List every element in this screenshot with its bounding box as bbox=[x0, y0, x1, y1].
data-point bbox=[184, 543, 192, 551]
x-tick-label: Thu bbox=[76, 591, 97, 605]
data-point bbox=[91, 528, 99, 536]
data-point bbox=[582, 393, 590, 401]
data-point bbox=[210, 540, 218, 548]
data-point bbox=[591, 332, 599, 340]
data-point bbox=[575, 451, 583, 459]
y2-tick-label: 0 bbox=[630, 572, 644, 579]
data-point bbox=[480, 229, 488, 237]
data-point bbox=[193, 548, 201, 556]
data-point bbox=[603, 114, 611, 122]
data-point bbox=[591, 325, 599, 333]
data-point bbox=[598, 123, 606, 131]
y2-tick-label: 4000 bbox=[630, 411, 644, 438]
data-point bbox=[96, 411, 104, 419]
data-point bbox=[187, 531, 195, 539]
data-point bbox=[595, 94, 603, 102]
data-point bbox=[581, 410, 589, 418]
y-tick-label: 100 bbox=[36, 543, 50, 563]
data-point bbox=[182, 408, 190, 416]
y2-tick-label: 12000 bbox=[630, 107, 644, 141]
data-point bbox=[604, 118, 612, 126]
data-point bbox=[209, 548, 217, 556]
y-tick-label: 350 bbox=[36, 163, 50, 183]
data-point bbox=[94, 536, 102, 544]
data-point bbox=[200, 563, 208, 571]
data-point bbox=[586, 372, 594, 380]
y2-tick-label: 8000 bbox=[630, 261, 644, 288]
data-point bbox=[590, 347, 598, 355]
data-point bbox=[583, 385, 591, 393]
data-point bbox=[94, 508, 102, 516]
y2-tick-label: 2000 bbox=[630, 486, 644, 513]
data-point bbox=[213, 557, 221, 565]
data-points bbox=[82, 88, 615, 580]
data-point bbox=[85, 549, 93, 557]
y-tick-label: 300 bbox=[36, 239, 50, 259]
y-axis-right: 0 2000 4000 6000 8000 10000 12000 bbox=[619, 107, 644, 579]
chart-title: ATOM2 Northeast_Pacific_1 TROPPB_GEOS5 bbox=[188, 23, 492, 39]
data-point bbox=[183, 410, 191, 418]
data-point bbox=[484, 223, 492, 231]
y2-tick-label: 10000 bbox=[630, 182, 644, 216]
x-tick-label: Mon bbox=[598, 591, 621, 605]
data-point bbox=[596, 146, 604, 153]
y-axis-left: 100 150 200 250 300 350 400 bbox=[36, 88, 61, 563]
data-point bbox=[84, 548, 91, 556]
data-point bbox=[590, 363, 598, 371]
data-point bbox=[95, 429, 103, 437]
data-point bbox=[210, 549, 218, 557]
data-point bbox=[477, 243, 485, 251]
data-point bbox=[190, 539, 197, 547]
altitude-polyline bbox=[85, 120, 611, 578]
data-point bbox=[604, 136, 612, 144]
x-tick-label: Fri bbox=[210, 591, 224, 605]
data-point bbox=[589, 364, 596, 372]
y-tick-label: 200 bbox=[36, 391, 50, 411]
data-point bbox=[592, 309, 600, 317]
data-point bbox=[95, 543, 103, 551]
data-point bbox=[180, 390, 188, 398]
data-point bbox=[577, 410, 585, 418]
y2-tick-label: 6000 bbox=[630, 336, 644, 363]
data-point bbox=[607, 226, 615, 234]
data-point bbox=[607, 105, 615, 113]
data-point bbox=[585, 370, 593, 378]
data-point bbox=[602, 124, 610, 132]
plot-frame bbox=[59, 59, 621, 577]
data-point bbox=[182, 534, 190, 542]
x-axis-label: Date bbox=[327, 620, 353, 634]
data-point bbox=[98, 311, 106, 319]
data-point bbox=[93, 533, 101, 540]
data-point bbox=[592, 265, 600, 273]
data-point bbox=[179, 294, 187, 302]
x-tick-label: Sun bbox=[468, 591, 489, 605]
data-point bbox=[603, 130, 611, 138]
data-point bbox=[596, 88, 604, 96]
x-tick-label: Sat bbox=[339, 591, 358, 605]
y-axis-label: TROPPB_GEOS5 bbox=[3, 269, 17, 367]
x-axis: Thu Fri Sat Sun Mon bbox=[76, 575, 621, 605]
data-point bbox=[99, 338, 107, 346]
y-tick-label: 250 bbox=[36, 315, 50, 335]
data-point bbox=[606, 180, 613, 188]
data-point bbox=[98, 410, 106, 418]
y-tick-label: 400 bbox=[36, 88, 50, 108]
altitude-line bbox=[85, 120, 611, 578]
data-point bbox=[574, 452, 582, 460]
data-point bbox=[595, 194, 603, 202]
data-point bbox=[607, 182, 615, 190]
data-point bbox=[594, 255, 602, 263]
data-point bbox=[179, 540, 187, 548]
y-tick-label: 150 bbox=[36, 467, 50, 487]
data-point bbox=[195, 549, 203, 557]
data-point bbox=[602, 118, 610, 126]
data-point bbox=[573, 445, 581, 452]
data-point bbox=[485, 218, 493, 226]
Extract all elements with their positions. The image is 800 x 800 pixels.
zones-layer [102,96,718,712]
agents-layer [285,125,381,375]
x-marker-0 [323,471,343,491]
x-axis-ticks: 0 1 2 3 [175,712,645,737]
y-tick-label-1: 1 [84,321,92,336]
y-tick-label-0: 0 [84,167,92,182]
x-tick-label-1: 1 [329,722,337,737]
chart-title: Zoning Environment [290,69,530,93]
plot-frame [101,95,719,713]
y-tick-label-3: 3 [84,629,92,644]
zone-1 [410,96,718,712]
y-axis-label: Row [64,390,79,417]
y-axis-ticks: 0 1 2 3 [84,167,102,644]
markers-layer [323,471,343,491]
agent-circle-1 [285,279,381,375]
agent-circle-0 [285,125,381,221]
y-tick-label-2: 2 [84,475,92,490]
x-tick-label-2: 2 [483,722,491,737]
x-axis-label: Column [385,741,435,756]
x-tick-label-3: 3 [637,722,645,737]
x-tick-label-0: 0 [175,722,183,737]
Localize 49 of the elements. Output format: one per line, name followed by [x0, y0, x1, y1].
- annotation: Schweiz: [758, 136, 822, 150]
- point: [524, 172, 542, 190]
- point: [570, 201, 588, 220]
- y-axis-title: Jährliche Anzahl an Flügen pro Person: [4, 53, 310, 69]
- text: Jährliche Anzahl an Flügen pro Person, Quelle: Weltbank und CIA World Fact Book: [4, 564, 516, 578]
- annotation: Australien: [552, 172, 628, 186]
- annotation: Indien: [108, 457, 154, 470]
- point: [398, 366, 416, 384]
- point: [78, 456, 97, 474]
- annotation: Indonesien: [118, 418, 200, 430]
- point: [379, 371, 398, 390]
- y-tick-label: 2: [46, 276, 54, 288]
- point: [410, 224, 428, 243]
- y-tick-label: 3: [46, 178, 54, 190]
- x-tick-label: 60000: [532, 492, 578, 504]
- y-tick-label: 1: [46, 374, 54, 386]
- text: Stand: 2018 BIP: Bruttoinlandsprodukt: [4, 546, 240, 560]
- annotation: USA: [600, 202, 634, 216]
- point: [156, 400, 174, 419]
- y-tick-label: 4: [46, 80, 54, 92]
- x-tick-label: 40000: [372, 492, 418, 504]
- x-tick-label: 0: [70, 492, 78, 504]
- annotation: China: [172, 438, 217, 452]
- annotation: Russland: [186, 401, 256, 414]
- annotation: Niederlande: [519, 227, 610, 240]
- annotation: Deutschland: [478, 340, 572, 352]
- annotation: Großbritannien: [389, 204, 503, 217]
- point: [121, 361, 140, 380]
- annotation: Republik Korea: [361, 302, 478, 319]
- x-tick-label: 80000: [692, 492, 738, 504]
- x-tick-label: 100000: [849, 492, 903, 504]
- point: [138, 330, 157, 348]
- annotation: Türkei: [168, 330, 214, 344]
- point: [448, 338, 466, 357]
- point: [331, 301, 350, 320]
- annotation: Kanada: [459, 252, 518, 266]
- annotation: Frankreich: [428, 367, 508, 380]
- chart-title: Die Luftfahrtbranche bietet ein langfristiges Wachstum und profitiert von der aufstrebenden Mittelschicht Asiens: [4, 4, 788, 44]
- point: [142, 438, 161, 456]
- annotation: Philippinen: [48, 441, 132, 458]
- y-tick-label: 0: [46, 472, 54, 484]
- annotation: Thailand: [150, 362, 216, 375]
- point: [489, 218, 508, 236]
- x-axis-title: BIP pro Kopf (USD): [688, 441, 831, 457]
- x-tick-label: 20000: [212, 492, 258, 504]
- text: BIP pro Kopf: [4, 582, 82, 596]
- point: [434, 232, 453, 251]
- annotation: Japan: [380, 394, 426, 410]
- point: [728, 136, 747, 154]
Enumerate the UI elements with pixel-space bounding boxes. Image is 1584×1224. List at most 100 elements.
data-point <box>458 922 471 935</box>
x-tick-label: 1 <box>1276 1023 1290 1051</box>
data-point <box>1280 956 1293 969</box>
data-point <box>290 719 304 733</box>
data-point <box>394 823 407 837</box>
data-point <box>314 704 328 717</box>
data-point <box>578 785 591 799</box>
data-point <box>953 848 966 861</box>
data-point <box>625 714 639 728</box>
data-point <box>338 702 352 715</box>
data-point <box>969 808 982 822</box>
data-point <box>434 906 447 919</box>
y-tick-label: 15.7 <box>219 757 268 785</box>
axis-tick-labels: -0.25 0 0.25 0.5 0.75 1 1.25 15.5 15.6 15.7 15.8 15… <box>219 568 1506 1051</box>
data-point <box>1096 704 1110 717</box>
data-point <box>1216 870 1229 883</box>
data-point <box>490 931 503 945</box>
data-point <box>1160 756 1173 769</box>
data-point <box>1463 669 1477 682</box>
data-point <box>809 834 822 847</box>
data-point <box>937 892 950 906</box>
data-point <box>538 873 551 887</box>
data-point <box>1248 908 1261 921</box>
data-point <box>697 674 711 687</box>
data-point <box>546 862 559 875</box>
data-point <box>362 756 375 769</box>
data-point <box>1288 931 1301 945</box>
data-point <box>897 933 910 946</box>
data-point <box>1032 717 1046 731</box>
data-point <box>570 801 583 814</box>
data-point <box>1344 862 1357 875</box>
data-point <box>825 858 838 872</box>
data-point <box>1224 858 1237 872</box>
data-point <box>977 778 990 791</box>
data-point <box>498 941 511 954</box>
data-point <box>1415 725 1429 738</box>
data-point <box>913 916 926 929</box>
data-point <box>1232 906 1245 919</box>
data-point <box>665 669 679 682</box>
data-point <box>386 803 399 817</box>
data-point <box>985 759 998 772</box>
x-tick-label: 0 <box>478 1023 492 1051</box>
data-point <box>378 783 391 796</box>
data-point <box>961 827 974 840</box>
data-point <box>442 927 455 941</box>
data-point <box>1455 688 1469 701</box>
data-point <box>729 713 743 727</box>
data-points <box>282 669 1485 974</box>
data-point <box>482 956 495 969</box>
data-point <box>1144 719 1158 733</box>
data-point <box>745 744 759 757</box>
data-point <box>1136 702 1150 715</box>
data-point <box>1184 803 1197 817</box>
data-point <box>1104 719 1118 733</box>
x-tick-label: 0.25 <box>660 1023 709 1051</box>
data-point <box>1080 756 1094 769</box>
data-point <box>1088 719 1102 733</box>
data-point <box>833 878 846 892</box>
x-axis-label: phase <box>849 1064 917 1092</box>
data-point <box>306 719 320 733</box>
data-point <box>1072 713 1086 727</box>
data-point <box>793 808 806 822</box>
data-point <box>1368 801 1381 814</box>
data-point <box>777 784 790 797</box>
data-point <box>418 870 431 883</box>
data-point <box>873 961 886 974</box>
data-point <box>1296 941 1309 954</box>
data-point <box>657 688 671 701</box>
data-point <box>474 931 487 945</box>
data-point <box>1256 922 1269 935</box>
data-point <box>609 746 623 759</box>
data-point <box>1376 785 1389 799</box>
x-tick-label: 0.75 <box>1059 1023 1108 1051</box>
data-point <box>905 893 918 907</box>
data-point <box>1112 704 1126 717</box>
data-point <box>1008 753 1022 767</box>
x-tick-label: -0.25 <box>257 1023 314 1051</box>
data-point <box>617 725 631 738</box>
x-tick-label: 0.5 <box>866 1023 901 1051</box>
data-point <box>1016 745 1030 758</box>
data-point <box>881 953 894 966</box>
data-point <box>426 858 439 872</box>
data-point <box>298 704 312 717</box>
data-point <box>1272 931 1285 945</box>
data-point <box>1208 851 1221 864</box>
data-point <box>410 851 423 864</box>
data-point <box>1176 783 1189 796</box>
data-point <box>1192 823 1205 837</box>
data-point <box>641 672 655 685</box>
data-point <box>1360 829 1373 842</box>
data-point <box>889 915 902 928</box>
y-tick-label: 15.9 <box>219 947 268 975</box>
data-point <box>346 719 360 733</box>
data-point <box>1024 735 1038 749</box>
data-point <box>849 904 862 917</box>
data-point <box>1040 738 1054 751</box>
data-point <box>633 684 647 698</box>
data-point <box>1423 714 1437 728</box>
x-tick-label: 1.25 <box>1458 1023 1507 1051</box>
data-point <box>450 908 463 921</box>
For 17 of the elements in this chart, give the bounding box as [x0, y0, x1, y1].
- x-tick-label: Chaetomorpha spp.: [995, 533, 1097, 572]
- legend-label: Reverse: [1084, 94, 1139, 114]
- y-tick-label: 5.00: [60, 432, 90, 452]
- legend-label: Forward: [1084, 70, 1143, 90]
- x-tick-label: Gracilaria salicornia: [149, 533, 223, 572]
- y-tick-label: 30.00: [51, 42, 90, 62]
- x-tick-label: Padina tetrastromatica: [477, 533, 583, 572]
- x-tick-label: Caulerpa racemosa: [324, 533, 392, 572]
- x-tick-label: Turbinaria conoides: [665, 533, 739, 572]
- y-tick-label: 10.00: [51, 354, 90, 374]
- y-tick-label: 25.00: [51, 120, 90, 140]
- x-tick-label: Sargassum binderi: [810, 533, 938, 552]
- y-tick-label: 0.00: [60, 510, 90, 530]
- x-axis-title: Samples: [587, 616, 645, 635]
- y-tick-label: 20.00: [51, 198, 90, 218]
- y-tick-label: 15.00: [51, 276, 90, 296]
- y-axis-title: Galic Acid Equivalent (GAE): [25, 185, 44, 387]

* * * * * * * * *

## Direction
Reproduce, word for word, the lines of the listing from its first line through the line containing "data-point bbox=[85, 549, 93, 557]", both ends included.

## Complete output
List every element in this screenshot with its bounding box as bbox=[x0, y0, x1, y1].
data-point bbox=[184, 543, 192, 551]
x-tick-label: Thu bbox=[76, 591, 97, 605]
data-point bbox=[91, 528, 99, 536]
data-point bbox=[582, 393, 590, 401]
data-point bbox=[210, 540, 218, 548]
data-point bbox=[591, 332, 599, 340]
data-point bbox=[575, 451, 583, 459]
y2-tick-label: 0 bbox=[630, 572, 644, 579]
data-point bbox=[480, 229, 488, 237]
data-point bbox=[193, 548, 201, 556]
data-point bbox=[603, 114, 611, 122]
data-point bbox=[591, 325, 599, 333]
data-point bbox=[598, 123, 606, 131]
y2-tick-label: 4000 bbox=[630, 411, 644, 438]
data-point bbox=[96, 411, 104, 419]
data-point bbox=[187, 531, 195, 539]
data-point bbox=[595, 94, 603, 102]
data-point bbox=[581, 410, 589, 418]
y-tick-label: 100 bbox=[36, 543, 50, 563]
data-point bbox=[182, 408, 190, 416]
y2-tick-label: 12000 bbox=[630, 107, 644, 141]
data-point bbox=[604, 118, 612, 126]
data-point bbox=[209, 548, 217, 556]
y-tick-label: 350 bbox=[36, 163, 50, 183]
data-point bbox=[94, 536, 102, 544]
data-point bbox=[200, 563, 208, 571]
data-point bbox=[586, 372, 594, 380]
y2-tick-label: 8000 bbox=[630, 261, 644, 288]
data-point bbox=[590, 347, 598, 355]
data-point bbox=[583, 385, 591, 393]
data-point bbox=[94, 508, 102, 516]
y2-tick-label: 2000 bbox=[630, 486, 644, 513]
data-point bbox=[213, 557, 221, 565]
data-points bbox=[82, 88, 615, 580]
data-point bbox=[85, 549, 93, 557]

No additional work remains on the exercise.